## REQUIREMENT
Return each line of the listing that contains the string "title".

## INPUT RECORDS

.....

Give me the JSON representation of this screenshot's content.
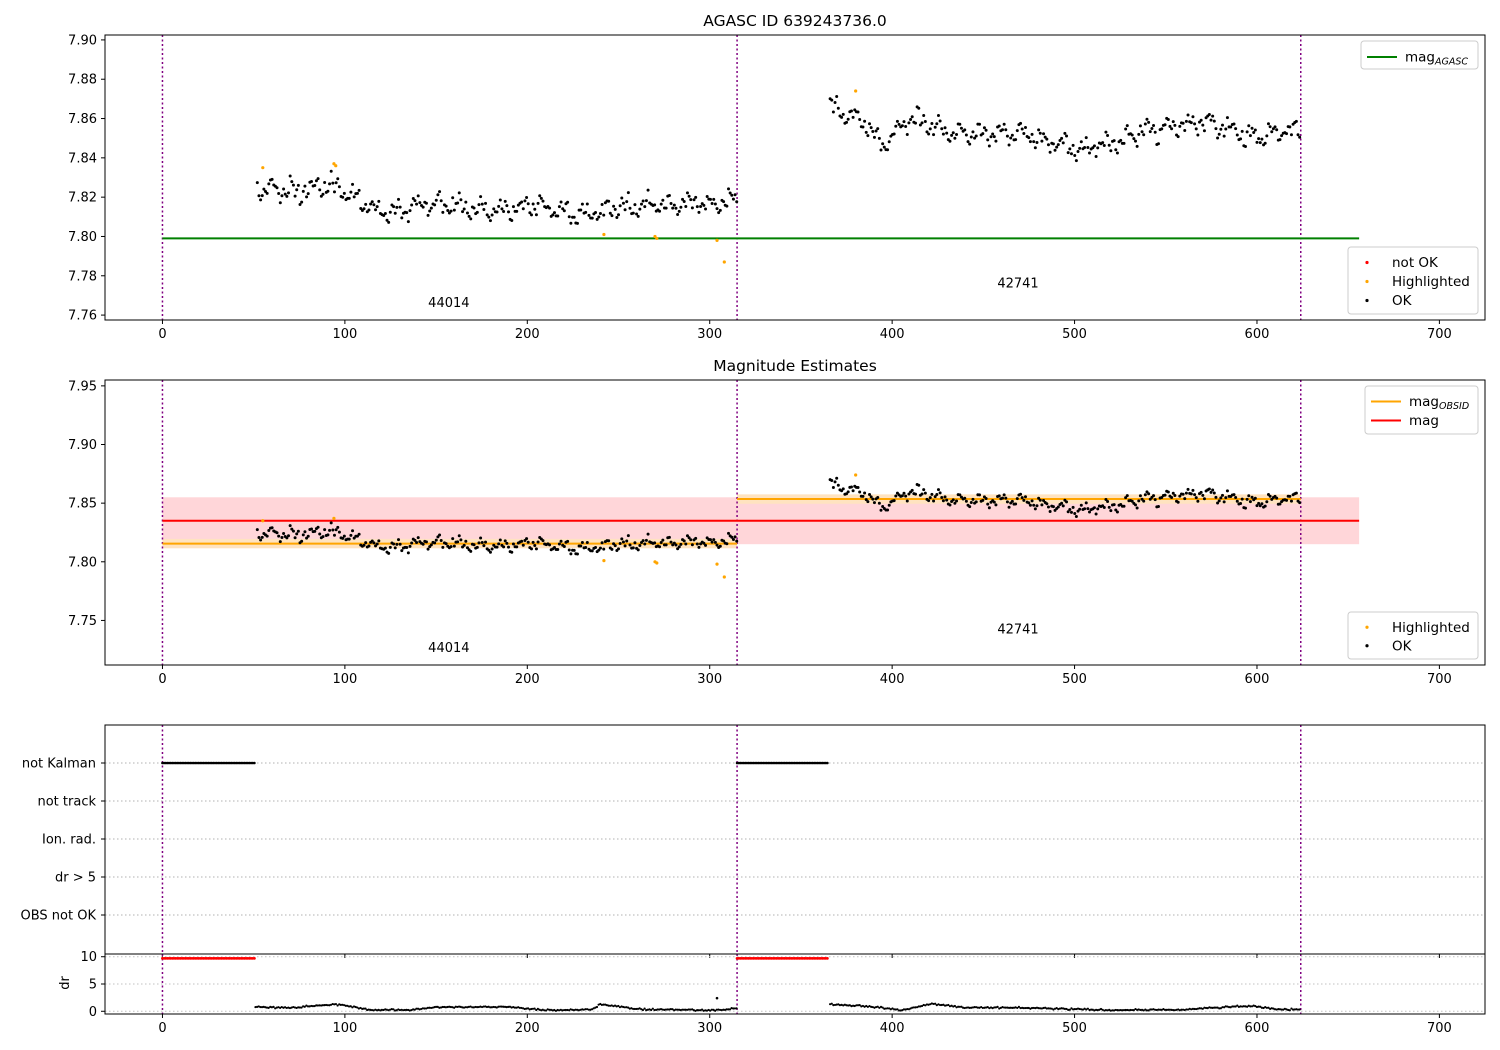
{
  "chart_data": [
    {
      "type": "scatter",
      "title": "AGASC ID 639243736.0",
      "xlim": [
        -31.5,
        725
      ],
      "ylim": [
        7.7575,
        7.9025
      ],
      "xticks": [
        0,
        100,
        200,
        300,
        400,
        500,
        600,
        700
      ],
      "yticks": [
        7.76,
        7.78,
        7.8,
        7.82,
        7.84,
        7.86,
        7.88,
        7.9
      ],
      "vlines": [
        0,
        315,
        624
      ],
      "hlines": [
        {
          "name": "mag_AGASC",
          "y": 7.799,
          "x": [
            0,
            656
          ],
          "color": "#008000"
        }
      ],
      "obsid_labels": [
        {
          "text": "44014",
          "x": 157,
          "y": 7.764
        },
        {
          "text": "42741",
          "x": 469,
          "y": 7.774
        }
      ],
      "legends": [
        {
          "placement": "upper right",
          "entries": [
            {
              "label": "mag",
              "sub": "AGASC",
              "kind": "line",
              "color": "#008000"
            }
          ]
        },
        {
          "placement": "lower right",
          "entries": [
            {
              "label": "not OK",
              "kind": "dot",
              "color": "#ff0000"
            },
            {
              "label": "Highlighted",
              "kind": "dot",
              "color": "#ffa500"
            },
            {
              "label": "OK",
              "kind": "dot",
              "color": "#000000"
            }
          ]
        }
      ],
      "series": [
        {
          "name": "OK",
          "color": "#000000",
          "segments": [
            {
              "x": [
                52,
                315
              ],
              "anchors": [
                [
                  52,
                  7.824
                ],
                [
                  75,
                  7.823
                ],
                [
                  95,
                  7.826
                ],
                [
                  120,
                  7.812
                ],
                [
                  150,
                  7.817
                ],
                [
                  180,
                  7.813
                ],
                [
                  205,
                  7.816
                ],
                [
                  225,
                  7.811
                ],
                [
                  260,
                  7.815
                ],
                [
                  290,
                  7.817
                ],
                [
                  315,
                  7.818
                ]
              ]
            },
            {
              "x": [
                366,
                624
              ],
              "anchors": [
                [
                  366,
                  7.866
                ],
                [
                  385,
                  7.858
                ],
                [
                  395,
                  7.847
                ],
                [
                  410,
                  7.86
                ],
                [
                  440,
                  7.851
                ],
                [
                  470,
                  7.853
                ],
                [
                  505,
                  7.843
                ],
                [
                  540,
                  7.854
                ],
                [
                  570,
                  7.859
                ],
                [
                  595,
                  7.851
                ],
                [
                  624,
                  7.854
                ]
              ]
            }
          ]
        },
        {
          "name": "Highlighted",
          "color": "#ffa500",
          "points": [
            [
              55,
              7.835
            ],
            [
              94,
              7.837
            ],
            [
              95,
              7.836
            ],
            [
              242,
              7.801
            ],
            [
              270,
              7.8
            ],
            [
              271,
              7.799
            ],
            [
              304,
              7.798
            ],
            [
              308,
              7.787
            ],
            [
              380,
              7.874
            ]
          ]
        }
      ]
    },
    {
      "type": "scatter",
      "title": "Magnitude Estimates",
      "xlim": [
        -31.5,
        725
      ],
      "ylim": [
        7.712,
        7.955
      ],
      "xticks": [
        0,
        100,
        200,
        300,
        400,
        500,
        600,
        700
      ],
      "yticks": [
        7.75,
        7.8,
        7.85,
        7.9,
        7.95
      ],
      "vlines": [
        0,
        315,
        624
      ],
      "bands": [
        {
          "name": "mag",
          "x": [
            0,
            656
          ],
          "y": [
            7.815,
            7.855
          ],
          "color": "#ffd6d9"
        },
        {
          "name": "mag_OBSID 44014",
          "x": [
            0,
            315
          ],
          "y": [
            7.8115,
            7.8195
          ],
          "color": "#ffe3c0"
        },
        {
          "name": "mag_OBSID 42741",
          "x": [
            315,
            624
          ],
          "y": [
            7.8495,
            7.8575
          ],
          "color": "#ffe3c0"
        }
      ],
      "hlines": [
        {
          "name": "mag",
          "y": 7.835,
          "x": [
            0,
            656
          ],
          "color": "#ff0000"
        },
        {
          "name": "mag_OBSID 44014",
          "y": 7.8155,
          "x": [
            0,
            315
          ],
          "color": "#ffa500"
        },
        {
          "name": "mag_OBSID 42741",
          "y": 7.8535,
          "x": [
            315,
            624
          ],
          "color": "#ffa500"
        }
      ],
      "obsid_labels": [
        {
          "text": "44014",
          "x": 157,
          "y": 7.723
        },
        {
          "text": "42741",
          "x": 469,
          "y": 7.739
        }
      ],
      "legends": [
        {
          "placement": "upper right",
          "entries": [
            {
              "label": "mag",
              "sub": "OBSID",
              "kind": "line",
              "color": "#ffa500"
            },
            {
              "label": "mag",
              "kind": "line",
              "color": "#ff0000"
            }
          ]
        },
        {
          "placement": "lower right",
          "entries": [
            {
              "label": "Highlighted",
              "kind": "dot",
              "color": "#ffa500"
            },
            {
              "label": "OK",
              "kind": "dot",
              "color": "#000000"
            }
          ]
        }
      ],
      "series": [
        {
          "name": "OK",
          "color": "#000000",
          "segments": [
            {
              "x": [
                52,
                315
              ],
              "anchors": [
                [
                  52,
                  7.824
                ],
                [
                  75,
                  7.823
                ],
                [
                  95,
                  7.826
                ],
                [
                  120,
                  7.812
                ],
                [
                  150,
                  7.817
                ],
                [
                  180,
                  7.813
                ],
                [
                  205,
                  7.816
                ],
                [
                  225,
                  7.811
                ],
                [
                  260,
                  7.815
                ],
                [
                  290,
                  7.817
                ],
                [
                  315,
                  7.818
                ]
              ]
            },
            {
              "x": [
                366,
                624
              ],
              "anchors": [
                [
                  366,
                  7.866
                ],
                [
                  385,
                  7.858
                ],
                [
                  395,
                  7.847
                ],
                [
                  410,
                  7.86
                ],
                [
                  440,
                  7.851
                ],
                [
                  470,
                  7.853
                ],
                [
                  505,
                  7.843
                ],
                [
                  540,
                  7.854
                ],
                [
                  570,
                  7.859
                ],
                [
                  595,
                  7.851
                ],
                [
                  624,
                  7.854
                ]
              ]
            }
          ]
        },
        {
          "name": "Highlighted",
          "color": "#ffa500",
          "points": [
            [
              55,
              7.835
            ],
            [
              94,
              7.837
            ],
            [
              242,
              7.801
            ],
            [
              270,
              7.8
            ],
            [
              271,
              7.799
            ],
            [
              304,
              7.798
            ],
            [
              308,
              7.787
            ],
            [
              380,
              7.874
            ]
          ]
        }
      ]
    },
    {
      "type": "scatter",
      "title": "",
      "xlim": [
        -31.5,
        725
      ],
      "categories": [
        "not Kalman",
        "not track",
        "Ion. rad.",
        "dr > 5",
        "OBS not OK"
      ],
      "vlines": [
        0,
        315,
        624
      ],
      "flag_ranges": [
        {
          "category": "not Kalman",
          "x": [
            [
              0,
              51
            ],
            [
              315,
              365
            ]
          ],
          "color": "#000000"
        }
      ]
    },
    {
      "type": "scatter",
      "title": "",
      "xlim": [
        -31.5,
        725
      ],
      "ylim": [
        -0.5,
        10.5
      ],
      "yticks": [
        0,
        5,
        10
      ],
      "xticks": [
        0,
        100,
        200,
        300,
        400,
        500,
        600,
        700
      ],
      "ylabel": "dr",
      "vlines": [
        0,
        315,
        624
      ],
      "series": [
        {
          "name": "dr clipped",
          "color": "#ff0000",
          "ranges": [
            [
              0,
              51,
              9.7
            ],
            [
              315,
              365,
              9.7
            ]
          ]
        },
        {
          "name": "dr",
          "color": "#000000",
          "segments": [
            {
              "x": [
                51,
                315
              ],
              "anchors": [
                [
                  51,
                  0.8
                ],
                [
                  70,
                  0.6
                ],
                [
                  95,
                  1.3
                ],
                [
                  115,
                  0.2
                ],
                [
                  135,
                  0.3
                ],
                [
                  150,
                  0.7
                ],
                [
                  190,
                  0.8
                ],
                [
                  210,
                  0.2
                ],
                [
                  235,
                  0.3
                ],
                [
                  240,
                  1.3
                ],
                [
                  260,
                  0.4
                ],
                [
                  280,
                  0.3
                ],
                [
                  300,
                  0.2
                ],
                [
                  315,
                  0.5
                ]
              ]
            },
            {
              "x": [
                366,
                624
              ],
              "anchors": [
                [
                  366,
                  1.3
                ],
                [
                  390,
                  0.8
                ],
                [
                  405,
                  0.2
                ],
                [
                  422,
                  1.4
                ],
                [
                  440,
                  0.7
                ],
                [
                  480,
                  0.6
                ],
                [
                  520,
                  0.2
                ],
                [
                  560,
                  0.3
                ],
                [
                  585,
                  0.8
                ],
                [
                  598,
                  1.0
                ],
                [
                  610,
                  0.4
                ],
                [
                  624,
                  0.3
                ]
              ]
            }
          ]
        },
        {
          "name": "dr outlier",
          "color": "#000000",
          "points": [
            [
              304,
              2.4
            ]
          ]
        }
      ]
    }
  ]
}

.....

## WRITTEN RESPONSE
      "title": "AGASC ID 639243736.0",
      "title": "Magnitude Estimates",
      "title": "",
      "title": "",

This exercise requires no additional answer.